- _Directions for this task_:
Please render every line of the records below as a JSON list of strings, one string per line, leaving out blank lines and pictures.

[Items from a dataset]
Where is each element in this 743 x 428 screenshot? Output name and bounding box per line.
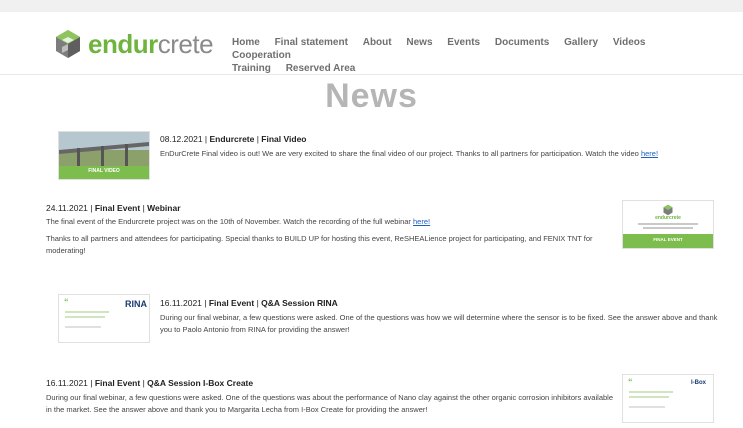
post-excerpt: During our final webinar, a few question… [46,393,613,414]
nav-final-statement[interactable]: Final statement [275,36,348,49]
thumb-text-line [65,326,101,328]
logo-wordmark: endurcrete [88,28,214,60]
site-header: endurcrete Home Final statement About Ne… [0,12,743,75]
nav-reserved-area[interactable]: Reserved Area [286,62,356,75]
quote-icon: “ [64,297,69,307]
thumb-label: FINAL VIDEO [88,168,120,174]
post-category: Final Event [94,203,141,213]
post-heading[interactable]: 24.11.2021 | Final Event | Webinar [46,203,181,213]
logo-word-2: crete [157,28,214,59]
post-thumbnail[interactable]: “ I-Box [622,374,714,423]
nav-events[interactable]: Events [447,36,480,49]
thumb-text-line [638,223,698,225]
thumb-brand: endurcrete [655,215,681,221]
nav-documents[interactable]: Documents [495,36,549,49]
nav-home[interactable]: Home [232,36,260,49]
post-thumbnail[interactable]: “ RINA [58,294,150,343]
logo-cube-icon [56,30,80,58]
post-title: Webinar [147,203,181,213]
post-title: Q&A Session I-Box Create [147,378,254,388]
nav-gallery[interactable]: Gallery [564,36,598,49]
post-link[interactable]: here! [413,217,430,226]
post-excerpt: EnDurCrete Final video is out! We are ve… [160,148,730,160]
thumb-brand: I-Box [691,380,706,386]
post-heading[interactable]: 16.11.2021 | Final Event | Q&A Session I… [46,378,253,388]
thumb-text-line [65,311,109,313]
post-text: EnDurCrete Final video is out! We are ve… [160,149,641,158]
logo-word-1: endur [88,28,158,59]
page: endurcrete Home Final statement About Ne… [0,0,743,428]
post-category: Final Event [94,378,141,388]
thumb-text-line [643,227,693,229]
post-date: 16.11.2021 [46,378,88,388]
post-date: 08.12.2021 [160,134,203,144]
post-link[interactable]: here! [641,149,658,158]
thumb-text-line [629,391,673,393]
post-date: 24.11.2021 [46,203,88,213]
page-title: News [325,77,418,115]
thumb-label: FINAL EVENT [653,237,683,242]
nav-cooperation[interactable]: Cooperation [232,49,291,62]
main-nav: Home Final statement About News Events D… [232,36,692,75]
post-date: 16.11.2021 [160,298,202,308]
post-excerpt: During our final webinar, a few question… [160,313,718,334]
nav-training[interactable]: Training [232,62,271,75]
post-title: Q&A Session RINA [261,298,338,308]
post-heading[interactable]: 08.12.2021 | Endurcrete | Final Video [160,134,306,144]
nav-about[interactable]: About [363,36,392,49]
post-thumbnail[interactable]: FINAL VIDEO [58,131,150,180]
quote-icon: “ [628,377,633,387]
site-logo[interactable]: endurcrete [52,26,214,62]
nav-videos[interactable]: Videos [613,36,646,49]
thumb-text-line [65,316,105,318]
post-category: Final Event [208,298,255,308]
thumb-brand: RINA [125,299,147,309]
post-excerpt-2: Thanks to all partners and attendees for… [46,234,593,255]
post-heading[interactable]: 16.11.2021 | Final Event | Q&A Session R… [160,298,338,308]
post-excerpt: The final event of the Endurcrete projec… [46,216,616,228]
thumb-text-line [629,406,665,408]
thumb-text-line [629,396,669,398]
post-title: Final Video [261,134,307,144]
nav-news[interactable]: News [406,36,432,49]
post-thumbnail[interactable]: endurcrete FINAL EVENT [622,200,714,249]
post-category: Endurcrete [209,134,255,144]
post-text: The final event of the Endurcrete projec… [46,217,414,226]
browser-top-strip [0,0,743,12]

- _Final result_:
[
  "Where is each element in this 743 x 428 screenshot? Output name and bounding box per line.",
  "post-excerpt: During our final webinar, a few question… [46,393,613,414]",
  "nav-final-statement[interactable]: Final statement [275,36,348,49]",
  "thumb-text-line [65,326,101,328]",
  "logo-wordmark: endurcrete [88,28,214,60]",
  "site-header: endurcrete Home Final statement About Ne… [0,12,743,75]",
  "nav-reserved-area[interactable]: Reserved Area [286,62,356,75]",
  "quote-icon: “ [64,297,69,307]",
  "thumb-label: FINAL VIDEO [88,168,120,174]",
  "post-category: Final Event [94,203,141,213]",
  "post-heading[interactable]: 24.11.2021 | Final Event | Webinar [46,203,181,213]",
  "logo-word-2: crete [157,28,214,59]",
  "post-thumbnail[interactable]: “ I-Box [622,374,714,423]",
  "nav-events[interactable]: Events [447,36,480,49]",
  "thumb-text-line [638,223,698,225]",
  "thumb-brand: endurcrete [655,215,681,221]",
  "nav-documents[interactable]: Documents [495,36,549,49]",
  "nav-home[interactable]: Home [232,36,260,49]",
  "post-thumbnail[interactable]: “ RINA [58,294,150,343]",
  "logo-cube-icon [56,30,80,58]",
  "post-title: Webinar [147,203,181,213]",
  "post-title: Q&A Session I-Box Create [147,378,254,388]",
  "nav-gallery[interactable]: Gallery [564,36,598,49]",
  "post-link[interactable]: here! [413,217,430,226]",
  "post-excerpt: EnDurCrete Final video is out! We are ve… [160,148,730,160]",
  "thumb-brand: I-Box [691,380,706,386]",
  "post-heading[interactable]: 16.11.2021 | Final Event | Q&A Session I… [46,378,253,388]",
  "thumb-text-line [65,311,109,313]",
  "post-text: EnDurCrete Final video is out! We are ve… [160,149,641,158]",
  "logo-word-1: endur [88,28,158,59]",
  "page: endurcrete Home Final statement About Ne… [0,0,743,428]",
  "post-category: Final Event [94,378,141,388]",
  "thumb-text-line [643,227,693,229]",
  "post-date: 16.11.2021 [46,378,88,388]",
  "post-date: 08.12.2021 [160,134,203,144]",
  "post-link[interactable]: here! [641,149,658,158]",
  "thumb-text-line [629,391,673,393]",
  "post-date: 24.11.2021 [46,203,88,213]",
  "page-title: News [325,77,418,115]",
  "thumb-label: FINAL EVENT [653,237,683,242]",
  "nav-cooperation[interactable]: Cooperation [232,49,291,62]",
  "main-nav: Home Final statement About News Events D… [232,36,692,75]",
  "post-date: 16.11.2021 [160,298,202,308]",
  "post-excerpt: During our final webinar, a few question… [160,313,718,334]",
  "nav-training[interactable]: Training [232,62,271,75]",
  "post-title: Q&A Session RINA [261,298,338,308]",
  "post-heading[interactable]: 08.12.2021 | Endurcrete | Final Video [160,134,306,144]",
  "nav-about[interactable]: About [363,36,392,49]",
  "post-thumbnail[interactable]: FINAL VIDEO [58,131,150,180]",
  "quote-icon: “ [628,377,633,387]",
  "site-logo[interactable]: endurcrete [52,26,214,62]",
  "nav-videos[interactable]: Videos [613,36,646,49]",
  "thumb-text-line [65,316,105,318]",
  "post-category: Final Event [208,298,255,308]",
  "thumb-brand: RINA [125,299,147,309]",
  "post-excerpt-2: Thanks to all partners and attendees for… [46,234,593,255]",
  "post-heading[interactable]: 16.11.2021 | Final Event | Q&A Session R… [160,298,338,308]",
  "post-excerpt: The final event of the Endurcrete projec… [46,216,616,228]",
  "thumb-text-line [629,406,665,408]",
  "thumb-text-line [629,396,669,398]",
  "post-title: Final Video [261,134,307,144]",
  "nav-news[interactable]: News [406,36,432,49]",
  "post-thumbnail[interactable]: endurcrete FINAL EVENT [622,200,714,249]",
  "post-category: Endurcrete [209,134,255,144]",
  "post-text: The final event of the Endurcrete projec… [46,217,414,226]",
  "browser-top-strip [0,0,743,12]"
]